Material for the task –
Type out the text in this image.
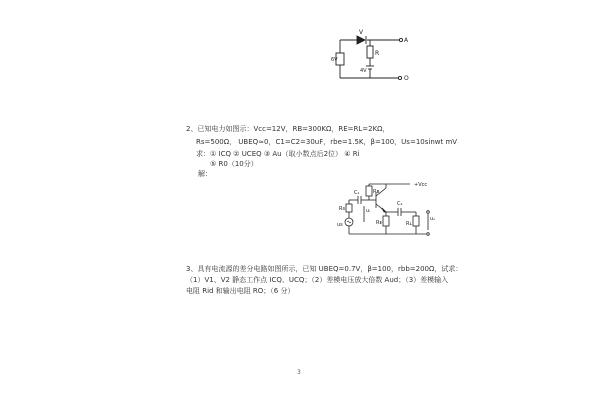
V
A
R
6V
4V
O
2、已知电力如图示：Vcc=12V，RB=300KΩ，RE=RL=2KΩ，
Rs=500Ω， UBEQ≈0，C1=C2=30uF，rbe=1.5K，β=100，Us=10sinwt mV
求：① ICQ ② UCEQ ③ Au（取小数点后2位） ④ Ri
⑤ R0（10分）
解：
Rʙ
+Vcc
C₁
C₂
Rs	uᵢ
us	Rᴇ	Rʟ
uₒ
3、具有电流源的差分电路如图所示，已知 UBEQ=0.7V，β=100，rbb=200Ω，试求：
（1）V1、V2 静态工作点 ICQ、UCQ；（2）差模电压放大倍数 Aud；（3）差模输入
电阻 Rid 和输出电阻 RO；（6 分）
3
==
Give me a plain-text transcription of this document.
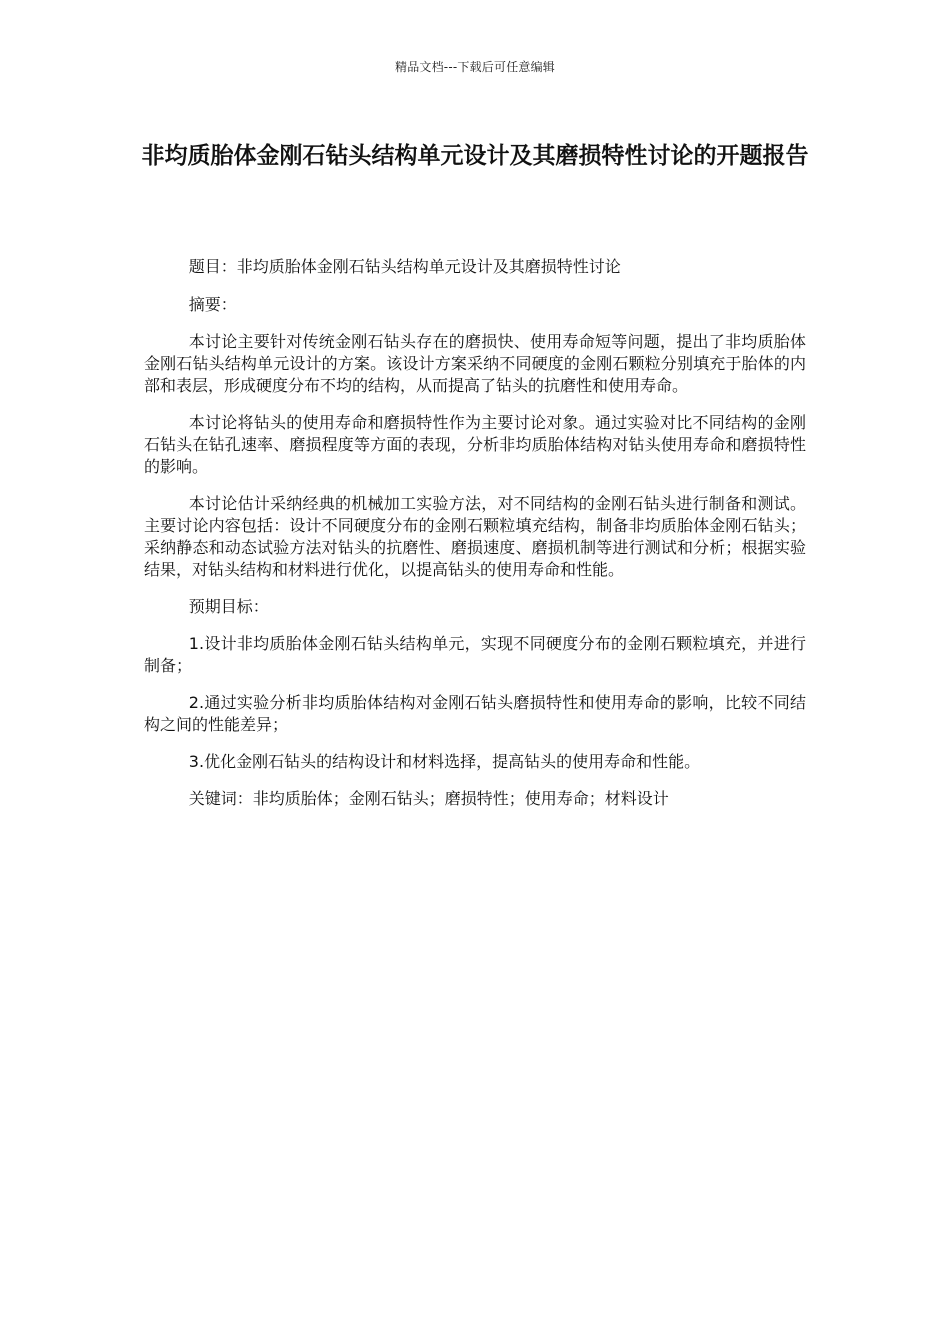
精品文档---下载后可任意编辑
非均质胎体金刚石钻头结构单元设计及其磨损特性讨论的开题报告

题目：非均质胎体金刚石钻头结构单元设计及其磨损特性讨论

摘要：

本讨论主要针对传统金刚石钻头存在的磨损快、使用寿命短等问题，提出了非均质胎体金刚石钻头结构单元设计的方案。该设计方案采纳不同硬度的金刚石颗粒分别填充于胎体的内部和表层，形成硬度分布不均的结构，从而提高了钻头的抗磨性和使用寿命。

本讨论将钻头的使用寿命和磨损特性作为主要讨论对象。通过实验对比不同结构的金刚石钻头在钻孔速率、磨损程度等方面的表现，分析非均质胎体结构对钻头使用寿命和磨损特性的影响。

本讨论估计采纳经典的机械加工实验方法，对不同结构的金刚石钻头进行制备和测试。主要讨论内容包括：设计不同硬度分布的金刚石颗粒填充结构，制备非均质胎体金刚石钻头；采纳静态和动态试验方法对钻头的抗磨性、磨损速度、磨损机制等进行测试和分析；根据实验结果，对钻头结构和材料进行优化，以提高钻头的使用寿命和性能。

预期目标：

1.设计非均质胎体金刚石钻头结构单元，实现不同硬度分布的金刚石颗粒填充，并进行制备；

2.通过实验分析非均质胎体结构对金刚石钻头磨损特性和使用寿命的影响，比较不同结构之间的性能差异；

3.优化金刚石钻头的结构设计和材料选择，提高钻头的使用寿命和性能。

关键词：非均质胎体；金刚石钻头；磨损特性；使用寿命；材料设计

Required task –
Only the number is wanted: how many lines contain the string "this"?

Solution –
2